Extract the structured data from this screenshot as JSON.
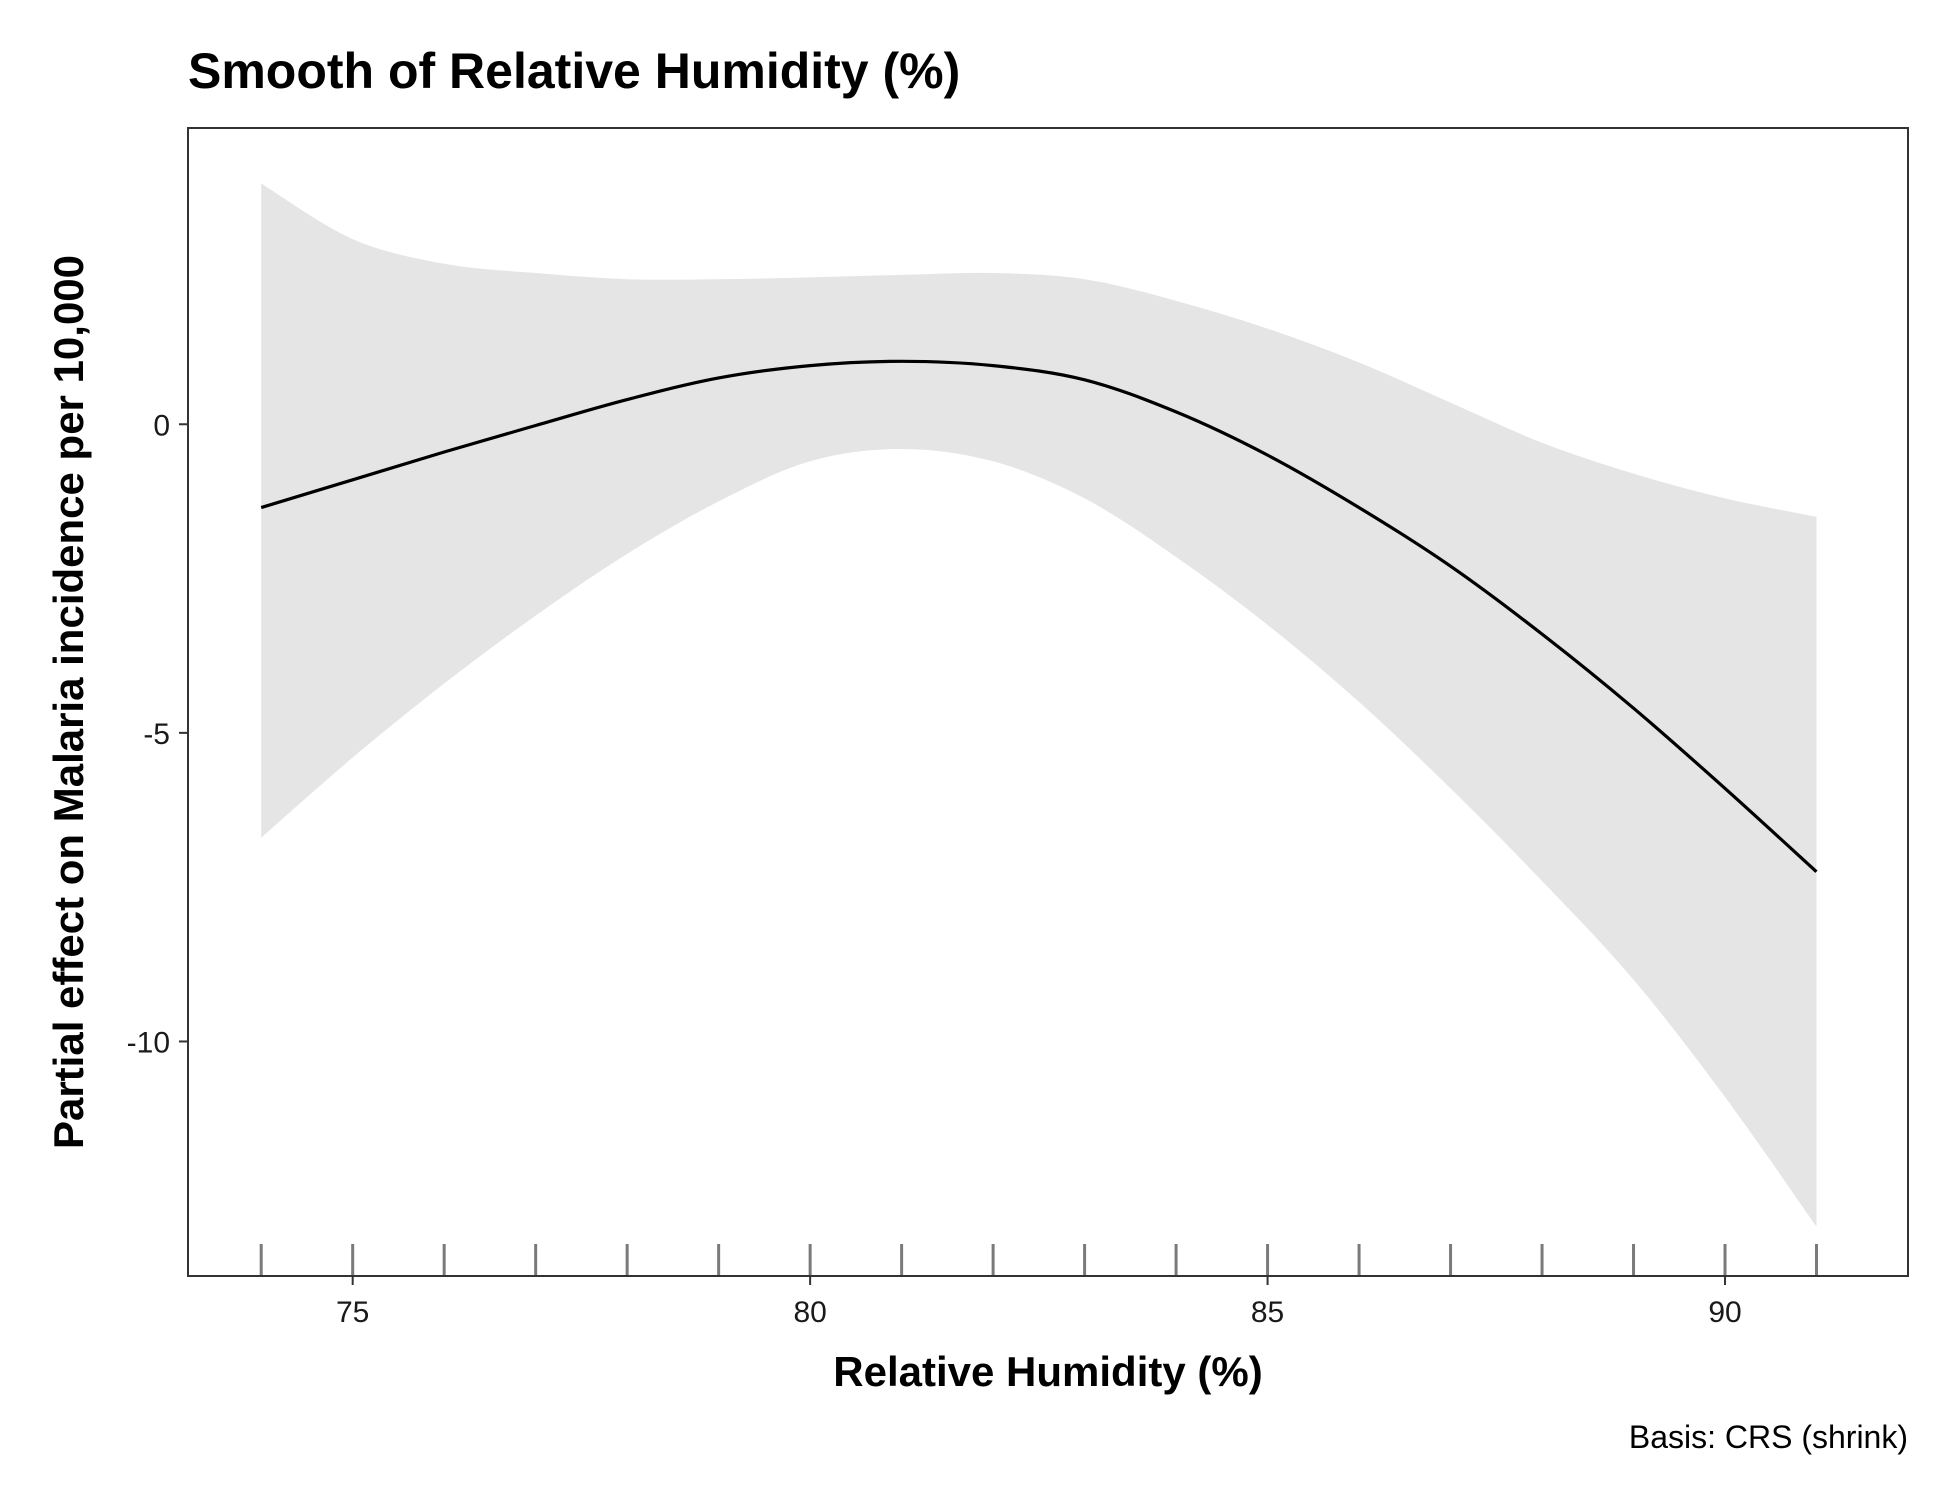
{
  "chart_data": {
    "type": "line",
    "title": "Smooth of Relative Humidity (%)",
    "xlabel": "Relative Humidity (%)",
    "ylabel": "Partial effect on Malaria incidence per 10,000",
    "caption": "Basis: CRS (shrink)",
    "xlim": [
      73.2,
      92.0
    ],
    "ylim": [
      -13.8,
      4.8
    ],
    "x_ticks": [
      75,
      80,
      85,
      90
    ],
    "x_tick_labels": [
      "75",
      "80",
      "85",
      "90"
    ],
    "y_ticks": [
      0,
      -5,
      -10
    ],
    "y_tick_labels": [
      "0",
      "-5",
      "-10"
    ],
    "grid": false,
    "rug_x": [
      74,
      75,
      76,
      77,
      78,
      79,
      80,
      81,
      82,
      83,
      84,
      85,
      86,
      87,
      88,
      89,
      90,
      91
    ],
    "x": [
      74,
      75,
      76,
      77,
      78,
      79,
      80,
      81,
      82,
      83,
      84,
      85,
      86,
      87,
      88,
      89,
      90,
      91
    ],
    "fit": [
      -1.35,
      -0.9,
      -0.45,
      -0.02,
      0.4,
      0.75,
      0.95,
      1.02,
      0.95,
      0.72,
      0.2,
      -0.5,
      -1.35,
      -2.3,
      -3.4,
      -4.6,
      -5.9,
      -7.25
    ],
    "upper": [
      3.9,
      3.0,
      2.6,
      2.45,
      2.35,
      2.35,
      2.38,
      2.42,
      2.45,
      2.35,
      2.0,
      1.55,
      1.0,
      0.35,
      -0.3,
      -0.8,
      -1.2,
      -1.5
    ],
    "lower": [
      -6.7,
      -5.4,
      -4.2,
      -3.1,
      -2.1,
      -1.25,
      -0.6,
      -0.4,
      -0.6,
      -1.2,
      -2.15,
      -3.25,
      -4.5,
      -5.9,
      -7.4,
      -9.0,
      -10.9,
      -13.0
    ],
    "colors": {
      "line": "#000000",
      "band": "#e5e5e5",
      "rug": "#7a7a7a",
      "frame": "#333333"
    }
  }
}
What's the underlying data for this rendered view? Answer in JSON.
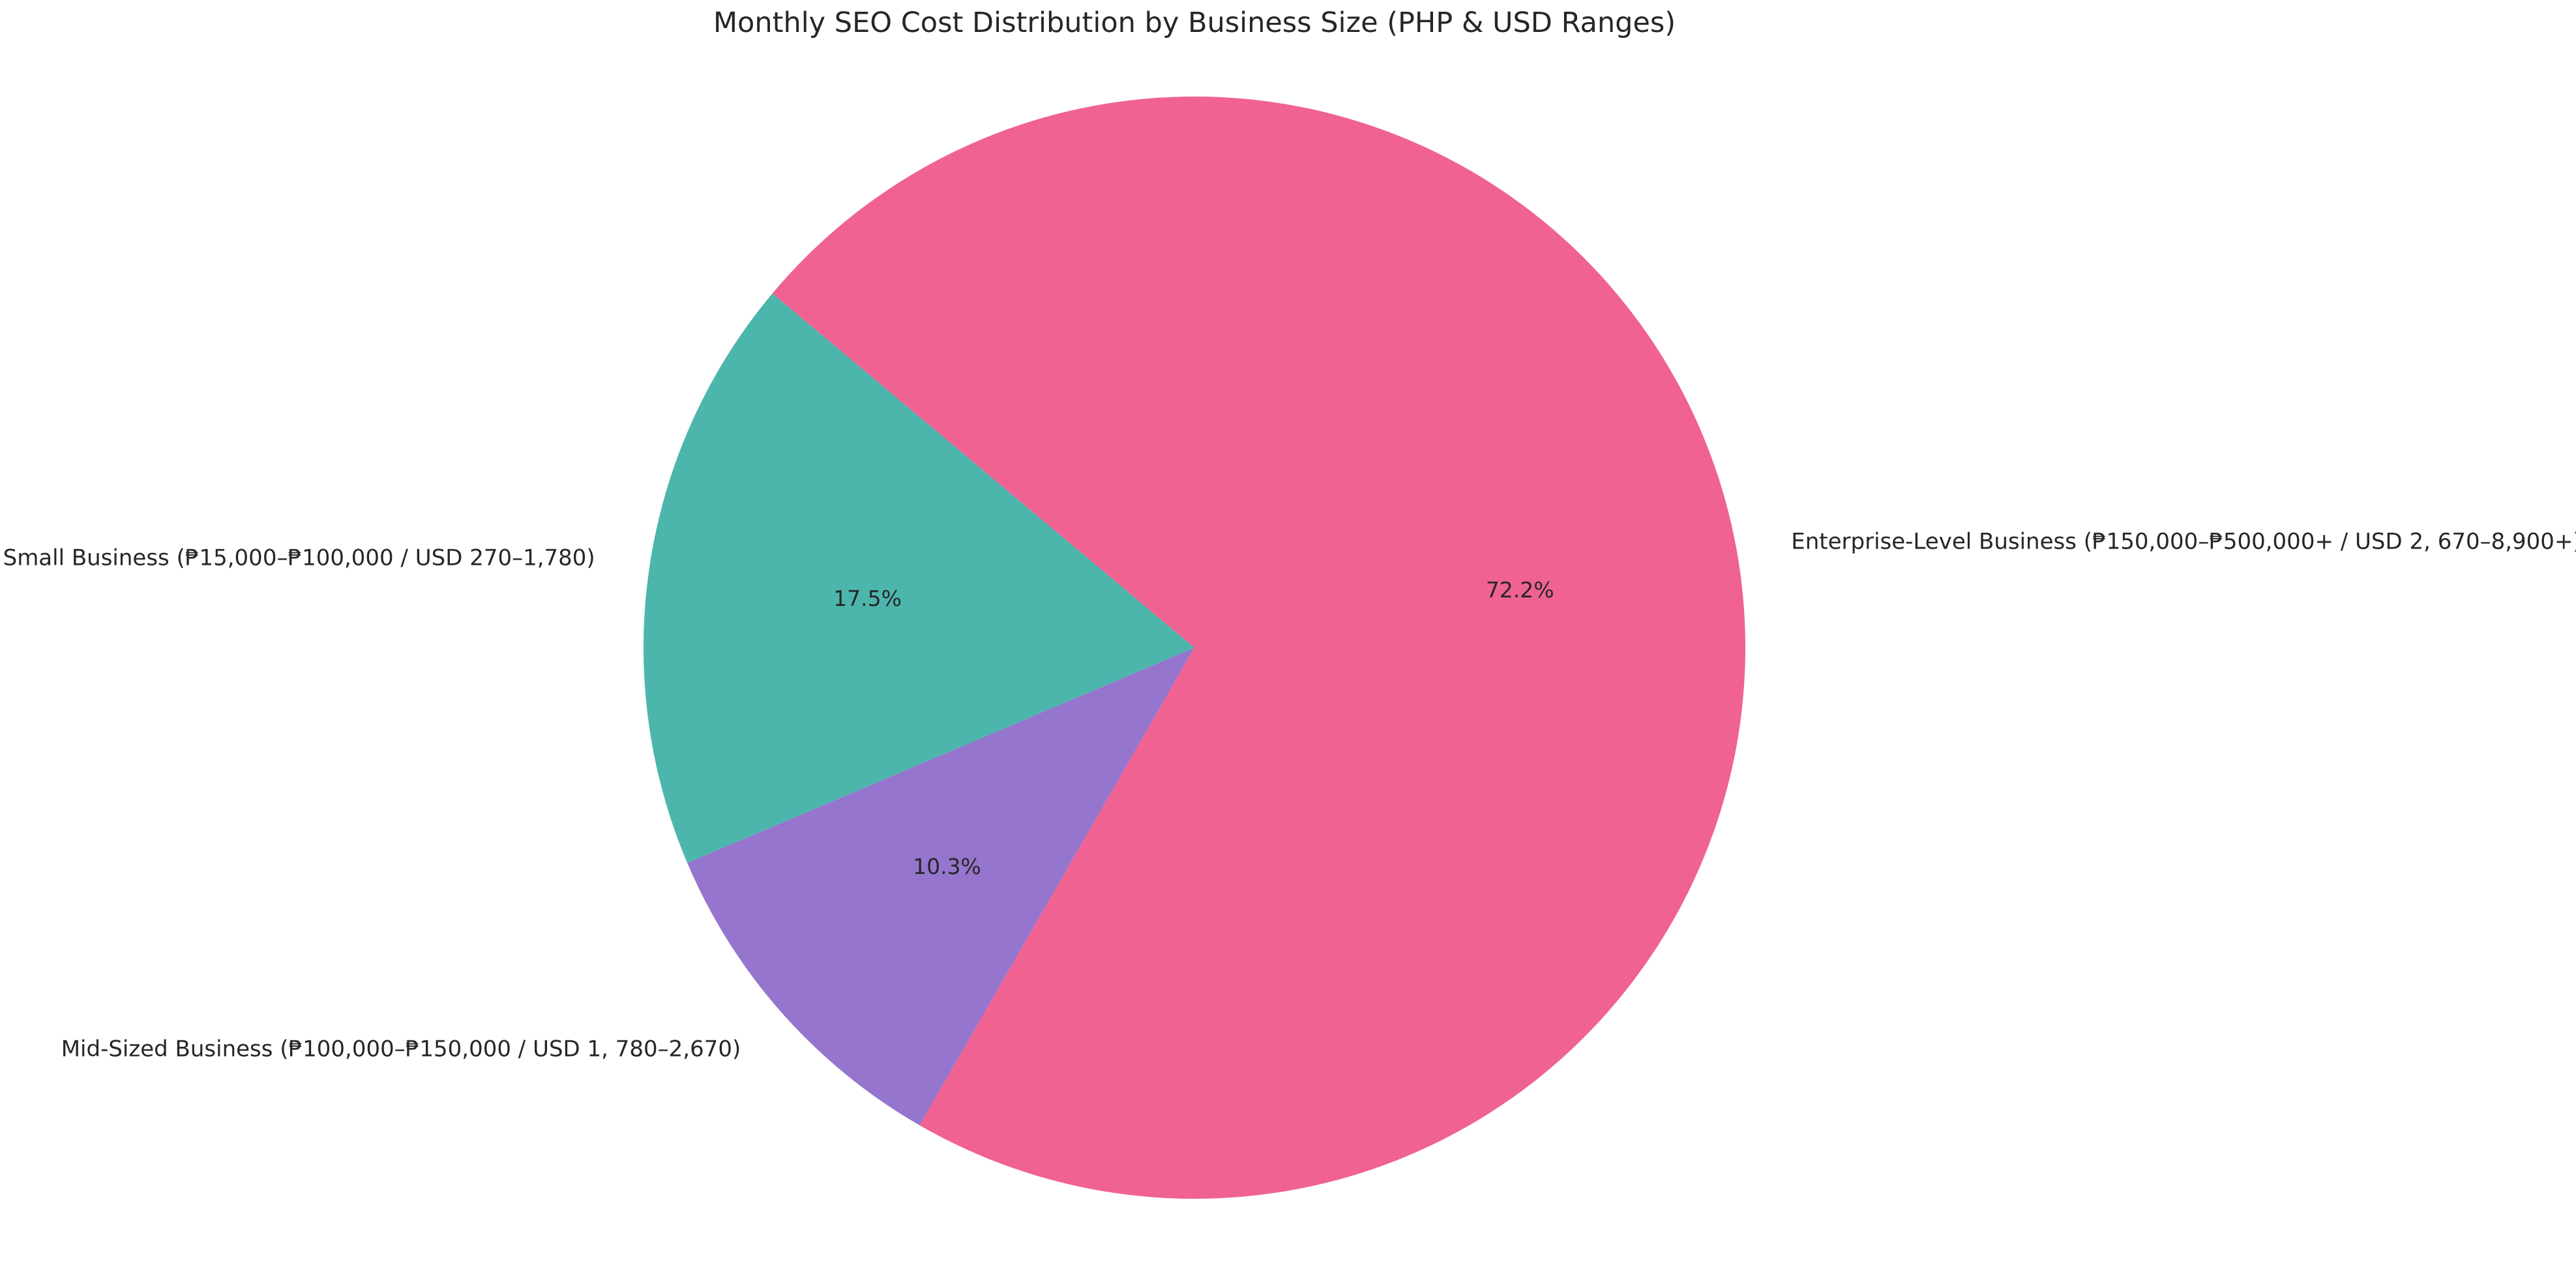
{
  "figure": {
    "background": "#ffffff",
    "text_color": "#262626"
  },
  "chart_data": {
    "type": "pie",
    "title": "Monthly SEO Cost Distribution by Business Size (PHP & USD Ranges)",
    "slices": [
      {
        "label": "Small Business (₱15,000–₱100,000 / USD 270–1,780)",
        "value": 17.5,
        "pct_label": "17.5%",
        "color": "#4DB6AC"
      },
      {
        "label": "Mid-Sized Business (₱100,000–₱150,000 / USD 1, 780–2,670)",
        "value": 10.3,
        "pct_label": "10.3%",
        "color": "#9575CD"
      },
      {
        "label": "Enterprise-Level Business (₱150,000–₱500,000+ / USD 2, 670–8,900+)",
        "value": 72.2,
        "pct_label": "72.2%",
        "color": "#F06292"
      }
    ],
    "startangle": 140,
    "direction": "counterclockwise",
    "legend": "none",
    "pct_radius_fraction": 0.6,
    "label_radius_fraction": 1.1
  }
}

- Problem
Print each record exactly as it stands, leaving the images out.

- Task answer
Extract the structured data from this screenshot as JSON.
{
  "chart_data": {
    "type": "line",
    "title": "Smooth of Relative Humidity (%)",
    "xlabel": "Relative Humidity (%)",
    "ylabel": "Partial effect on Malaria incidence per 10,000",
    "caption": "Basis: CRS (shrink)",
    "xlim": [
      73.2,
      92.0
    ],
    "ylim": [
      -13.8,
      4.8
    ],
    "x_ticks": [
      75,
      80,
      85,
      90
    ],
    "x_tick_labels": [
      "75",
      "80",
      "85",
      "90"
    ],
    "y_ticks": [
      0,
      -5,
      -10
    ],
    "y_tick_labels": [
      "0",
      "-5",
      "-10"
    ],
    "grid": false,
    "rug_x": [
      74,
      75,
      76,
      77,
      78,
      79,
      80,
      81,
      82,
      83,
      84,
      85,
      86,
      87,
      88,
      89,
      90,
      91
    ],
    "x": [
      74,
      75,
      76,
      77,
      78,
      79,
      80,
      81,
      82,
      83,
      84,
      85,
      86,
      87,
      88,
      89,
      90,
      91
    ],
    "fit": [
      -1.35,
      -0.9,
      -0.45,
      -0.02,
      0.4,
      0.75,
      0.95,
      1.02,
      0.95,
      0.72,
      0.2,
      -0.5,
      -1.35,
      -2.3,
      -3.4,
      -4.6,
      -5.9,
      -7.25
    ],
    "upper": [
      3.9,
      3.0,
      2.6,
      2.45,
      2.35,
      2.35,
      2.38,
      2.42,
      2.45,
      2.35,
      2.0,
      1.55,
      1.0,
      0.35,
      -0.3,
      -0.8,
      -1.2,
      -1.5
    ],
    "lower": [
      -6.7,
      -5.4,
      -4.2,
      -3.1,
      -2.1,
      -1.25,
      -0.6,
      -0.4,
      -0.6,
      -1.2,
      -2.15,
      -3.25,
      -4.5,
      -5.9,
      -7.4,
      -9.0,
      -10.9,
      -13.0
    ],
    "colors": {
      "line": "#000000",
      "band": "#e5e5e5",
      "rug": "#7a7a7a",
      "frame": "#333333"
    }
  }
}
What's the underlying data for this rendered view? Answer in JSON.
{
  "figure": {
    "background": "#ffffff",
    "text_color": "#262626"
  },
  "chart_data": {
    "type": "pie",
    "title": "Monthly SEO Cost Distribution by Business Size (PHP & USD Ranges)",
    "slices": [
      {
        "label": "Small Business (₱15,000–₱100,000 / USD 270–1,780)",
        "value": 17.5,
        "pct_label": "17.5%",
        "color": "#4DB6AC"
      },
      {
        "label": "Mid-Sized Business (₱100,000–₱150,000 / USD 1, 780–2,670)",
        "value": 10.3,
        "pct_label": "10.3%",
        "color": "#9575CD"
      },
      {
        "label": "Enterprise-Level Business (₱150,000–₱500,000+ / USD 2, 670–8,900+)",
        "value": 72.2,
        "pct_label": "72.2%",
        "color": "#F06292"
      }
    ],
    "startangle": 140,
    "direction": "counterclockwise",
    "legend": "none",
    "pct_radius_fraction": 0.6,
    "label_radius_fraction": 1.1
  }
}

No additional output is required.